[start of Task data]

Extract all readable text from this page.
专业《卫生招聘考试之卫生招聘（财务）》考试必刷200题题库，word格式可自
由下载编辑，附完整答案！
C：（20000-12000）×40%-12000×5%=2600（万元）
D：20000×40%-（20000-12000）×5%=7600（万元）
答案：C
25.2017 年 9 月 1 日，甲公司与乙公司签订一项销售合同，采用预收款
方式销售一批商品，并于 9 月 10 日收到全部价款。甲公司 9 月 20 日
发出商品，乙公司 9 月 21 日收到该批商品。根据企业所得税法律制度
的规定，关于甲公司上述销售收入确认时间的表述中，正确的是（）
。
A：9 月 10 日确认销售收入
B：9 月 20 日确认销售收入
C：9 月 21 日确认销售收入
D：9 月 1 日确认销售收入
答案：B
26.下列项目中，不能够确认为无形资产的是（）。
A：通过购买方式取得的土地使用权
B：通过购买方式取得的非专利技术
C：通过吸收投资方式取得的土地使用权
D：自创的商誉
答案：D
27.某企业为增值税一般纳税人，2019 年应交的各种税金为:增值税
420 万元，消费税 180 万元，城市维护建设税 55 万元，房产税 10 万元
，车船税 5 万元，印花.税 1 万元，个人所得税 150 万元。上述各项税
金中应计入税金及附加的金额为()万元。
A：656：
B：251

[end of Task data]

Exercise description => Each line of the listing above should be output exactly.

Task output =>
Extract all readable text from this page.
专业《卫生招聘考试之卫生招聘（财务）》考试必刷200题题库，word格式可自
由下载编辑，附完整答案！
C：（20000-12000）×40%-12000×5%=2600（万元）
D：20000×40%-（20000-12000）×5%=7600（万元）
答案：C
25.2017 年 9 月 1 日，甲公司与乙公司签订一项销售合同，采用预收款
方式销售一批商品，并于 9 月 10 日收到全部价款。甲公司 9 月 20 日
发出商品，乙公司 9 月 21 日收到该批商品。根据企业所得税法律制度
的规定，关于甲公司上述销售收入确认时间的表述中，正确的是（）
。
A：9 月 10 日确认销售收入
B：9 月 20 日确认销售收入
C：9 月 21 日确认销售收入
D：9 月 1 日确认销售收入
答案：B
26.下列项目中，不能够确认为无形资产的是（）。
A：通过购买方式取得的土地使用权
B：通过购买方式取得的非专利技术
C：通过吸收投资方式取得的土地使用权
D：自创的商誉
答案：D
27.某企业为增值税一般纳税人，2019 年应交的各种税金为:增值税
420 万元，消费税 180 万元，城市维护建设税 55 万元，房产税 10 万元
，车船税 5 万元，印花.税 1 万元，个人所得税 150 万元。上述各项税
金中应计入税金及附加的金额为()万元。
A：656：
B：251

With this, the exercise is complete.